*** ROWS
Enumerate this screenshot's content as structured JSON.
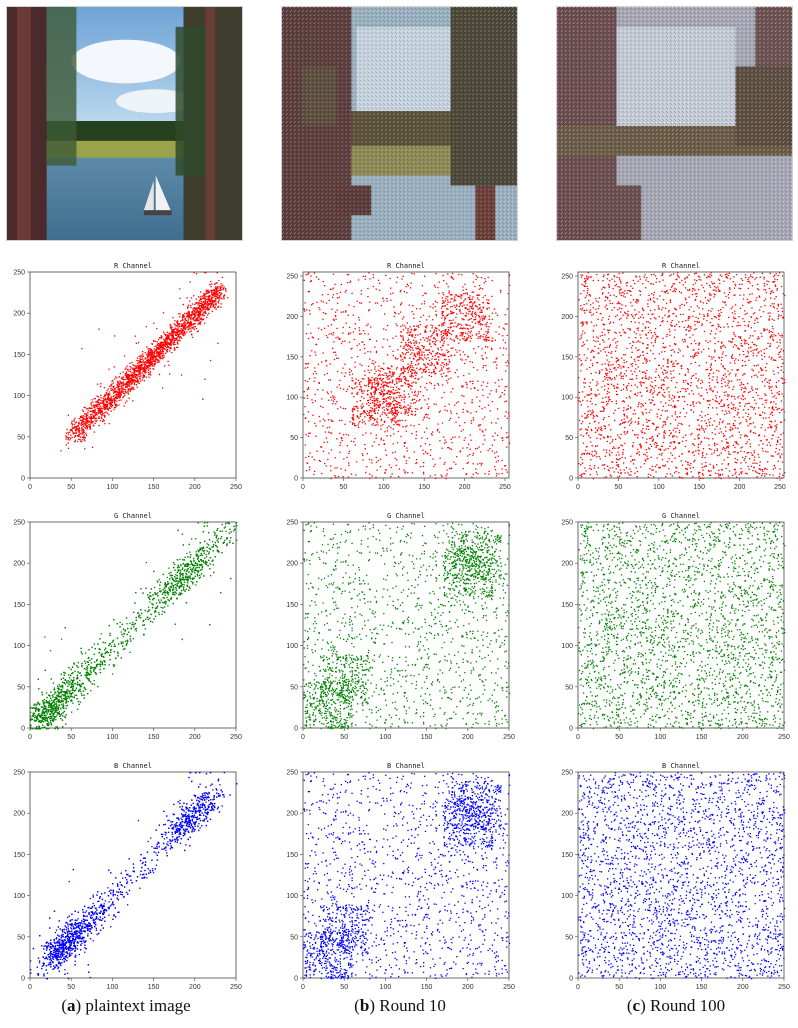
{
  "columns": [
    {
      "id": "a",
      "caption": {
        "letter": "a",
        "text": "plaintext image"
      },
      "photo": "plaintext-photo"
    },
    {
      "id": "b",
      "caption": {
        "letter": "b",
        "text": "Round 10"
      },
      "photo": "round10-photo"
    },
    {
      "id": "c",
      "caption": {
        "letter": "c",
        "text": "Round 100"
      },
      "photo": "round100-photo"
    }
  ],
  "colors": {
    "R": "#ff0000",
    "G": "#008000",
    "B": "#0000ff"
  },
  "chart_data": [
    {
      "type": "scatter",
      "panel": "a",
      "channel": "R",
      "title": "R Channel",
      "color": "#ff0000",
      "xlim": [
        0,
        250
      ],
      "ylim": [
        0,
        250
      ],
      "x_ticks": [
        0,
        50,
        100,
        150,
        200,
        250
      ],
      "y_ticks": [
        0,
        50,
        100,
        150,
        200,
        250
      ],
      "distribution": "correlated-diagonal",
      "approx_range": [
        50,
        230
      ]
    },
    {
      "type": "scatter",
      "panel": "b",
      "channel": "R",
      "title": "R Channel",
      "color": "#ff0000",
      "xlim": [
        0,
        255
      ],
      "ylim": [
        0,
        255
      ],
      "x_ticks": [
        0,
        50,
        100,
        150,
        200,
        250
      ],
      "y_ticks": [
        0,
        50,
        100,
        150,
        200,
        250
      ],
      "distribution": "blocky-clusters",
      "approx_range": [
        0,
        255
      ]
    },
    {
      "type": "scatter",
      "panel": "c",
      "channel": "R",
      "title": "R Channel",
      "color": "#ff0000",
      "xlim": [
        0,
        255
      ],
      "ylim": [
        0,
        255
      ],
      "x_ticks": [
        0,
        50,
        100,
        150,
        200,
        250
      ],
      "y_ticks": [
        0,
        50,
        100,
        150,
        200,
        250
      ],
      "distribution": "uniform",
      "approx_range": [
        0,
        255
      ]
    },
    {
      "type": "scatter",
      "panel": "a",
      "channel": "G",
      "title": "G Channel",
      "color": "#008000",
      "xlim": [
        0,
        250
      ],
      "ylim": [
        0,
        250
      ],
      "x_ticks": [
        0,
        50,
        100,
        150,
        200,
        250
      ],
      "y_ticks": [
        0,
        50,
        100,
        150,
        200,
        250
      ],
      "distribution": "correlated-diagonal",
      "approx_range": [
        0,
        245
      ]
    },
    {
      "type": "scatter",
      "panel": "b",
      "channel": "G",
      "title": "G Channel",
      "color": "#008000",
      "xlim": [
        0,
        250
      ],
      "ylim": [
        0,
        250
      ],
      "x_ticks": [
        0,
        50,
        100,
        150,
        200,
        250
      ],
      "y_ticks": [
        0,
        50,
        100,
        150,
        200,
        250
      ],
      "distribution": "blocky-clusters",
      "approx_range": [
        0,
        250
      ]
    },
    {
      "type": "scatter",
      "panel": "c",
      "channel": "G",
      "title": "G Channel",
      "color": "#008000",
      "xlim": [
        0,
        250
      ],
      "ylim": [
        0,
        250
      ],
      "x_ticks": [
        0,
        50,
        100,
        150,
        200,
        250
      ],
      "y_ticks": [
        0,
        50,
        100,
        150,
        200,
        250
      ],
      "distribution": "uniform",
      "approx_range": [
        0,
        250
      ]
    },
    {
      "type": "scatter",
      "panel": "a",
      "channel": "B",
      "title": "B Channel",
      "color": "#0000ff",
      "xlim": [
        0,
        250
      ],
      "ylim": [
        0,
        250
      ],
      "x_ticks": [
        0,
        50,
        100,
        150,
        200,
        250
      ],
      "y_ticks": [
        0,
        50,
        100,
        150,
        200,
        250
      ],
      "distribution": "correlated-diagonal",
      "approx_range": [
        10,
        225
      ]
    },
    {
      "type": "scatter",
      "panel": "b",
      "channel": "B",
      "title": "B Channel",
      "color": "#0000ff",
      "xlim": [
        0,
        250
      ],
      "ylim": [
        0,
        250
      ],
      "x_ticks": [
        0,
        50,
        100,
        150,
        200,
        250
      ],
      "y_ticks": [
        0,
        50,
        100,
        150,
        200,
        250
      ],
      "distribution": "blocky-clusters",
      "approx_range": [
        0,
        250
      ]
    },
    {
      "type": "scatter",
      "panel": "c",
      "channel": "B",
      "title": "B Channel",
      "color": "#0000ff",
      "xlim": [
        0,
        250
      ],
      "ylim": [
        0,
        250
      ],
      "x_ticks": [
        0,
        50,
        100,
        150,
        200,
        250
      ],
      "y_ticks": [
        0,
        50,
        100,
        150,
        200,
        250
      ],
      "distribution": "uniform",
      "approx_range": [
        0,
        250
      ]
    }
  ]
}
******
--- DO THIS ---
Reproduce all the entries that precede this task, word for word, minus any pictures.

--- ANSWER TO THE PROBLEM ---
Enumerate this screenshot's content as structured JSON.
{
  "columns": [
    {
      "id": "a",
      "caption": {
        "letter": "a",
        "text": "plaintext image"
      },
      "photo": "plaintext-photo"
    },
    {
      "id": "b",
      "caption": {
        "letter": "b",
        "text": "Round 10"
      },
      "photo": "round10-photo"
    },
    {
      "id": "c",
      "caption": {
        "letter": "c",
        "text": "Round 100"
      },
      "photo": "round100-photo"
    }
  ],
  "colors": {
    "R": "#ff0000",
    "G": "#008000",
    "B": "#0000ff"
  },
  "chart_data": [
    {
      "type": "scatter",
      "panel": "a",
      "channel": "R",
      "title": "R Channel",
      "color": "#ff0000",
      "xlim": [
        0,
        250
      ],
      "ylim": [
        0,
        250
      ],
      "x_ticks": [
        0,
        50,
        100,
        150,
        200,
        250
      ],
      "y_ticks": [
        0,
        50,
        100,
        150,
        200,
        250
      ],
      "distribution": "correlated-diagonal",
      "approx_range": [
        50,
        230
      ]
    },
    {
      "type": "scatter",
      "panel": "b",
      "channel": "R",
      "title": "R Channel",
      "color": "#ff0000",
      "xlim": [
        0,
        255
      ],
      "ylim": [
        0,
        255
      ],
      "x_ticks": [
        0,
        50,
        100,
        150,
        200,
        250
      ],
      "y_ticks": [
        0,
        50,
        100,
        150,
        200,
        250
      ],
      "distribution": "blocky-clusters",
      "approx_range": [
        0,
        255
      ]
    },
    {
      "type": "scatter",
      "panel": "c",
      "channel": "R",
      "title": "R Channel",
      "color": "#ff0000",
      "xlim": [
        0,
        255
      ],
      "ylim": [
        0,
        255
      ],
      "x_ticks": [
        0,
        50,
        100,
        150,
        200,
        250
      ],
      "y_ticks": [
        0,
        50,
        100,
        150,
        200,
        250
      ],
      "distribution": "uniform",
      "approx_range": [
        0,
        255
      ]
    },
    {
      "type": "scatter",
      "panel": "a",
      "channel": "G",
      "title": "G Channel",
      "color": "#008000",
      "xlim": [
        0,
        250
      ],
      "ylim": [
        0,
        250
      ],
      "x_ticks": [
        0,
        50,
        100,
        150,
        200,
        250
      ],
      "y_ticks": [
        0,
        50,
        100,
        150,
        200,
        250
      ],
      "distribution": "correlated-diagonal",
      "approx_range": [
        0,
        245
      ]
    },
    {
      "type": "scatter",
      "panel": "b",
      "channel": "G",
      "title": "G Channel",
      "color": "#008000",
      "xlim": [
        0,
        250
      ],
      "ylim": [
        0,
        250
      ],
      "x_ticks": [
        0,
        50,
        100,
        150,
        200,
        250
      ],
      "y_ticks": [
        0,
        50,
        100,
        150,
        200,
        250
      ],
      "distribution": "blocky-clusters",
      "approx_range": [
        0,
        250
      ]
    },
    {
      "type": "scatter",
      "panel": "c",
      "channel": "G",
      "title": "G Channel",
      "color": "#008000",
      "xlim": [
        0,
        250
      ],
      "ylim": [
        0,
        250
      ],
      "x_ticks": [
        0,
        50,
        100,
        150,
        200,
        250
      ],
      "y_ticks": [
        0,
        50,
        100,
        150,
        200,
        250
      ],
      "distribution": "uniform",
      "approx_range": [
        0,
        250
      ]
    },
    {
      "type": "scatter",
      "panel": "a",
      "channel": "B",
      "title": "B Channel",
      "color": "#0000ff",
      "xlim": [
        0,
        250
      ],
      "ylim": [
        0,
        250
      ],
      "x_ticks": [
        0,
        50,
        100,
        150,
        200,
        250
      ],
      "y_ticks": [
        0,
        50,
        100,
        150,
        200,
        250
      ],
      "distribution": "correlated-diagonal",
      "approx_range": [
        10,
        225
      ]
    },
    {
      "type": "scatter",
      "panel": "b",
      "channel": "B",
      "title": "B Channel",
      "color": "#0000ff",
      "xlim": [
        0,
        250
      ],
      "ylim": [
        0,
        250
      ],
      "x_ticks": [
        0,
        50,
        100,
        150,
        200,
        250
      ],
      "y_ticks": [
        0,
        50,
        100,
        150,
        200,
        250
      ],
      "distribution": "blocky-clusters",
      "approx_range": [
        0,
        250
      ]
    },
    {
      "type": "scatter",
      "panel": "c",
      "channel": "B",
      "title": "B Channel",
      "color": "#0000ff",
      "xlim": [
        0,
        250
      ],
      "ylim": [
        0,
        250
      ],
      "x_ticks": [
        0,
        50,
        100,
        150,
        200,
        250
      ],
      "y_ticks": [
        0,
        50,
        100,
        150,
        200,
        250
      ],
      "distribution": "uniform",
      "approx_range": [
        0,
        250
      ]
    }
  ]
}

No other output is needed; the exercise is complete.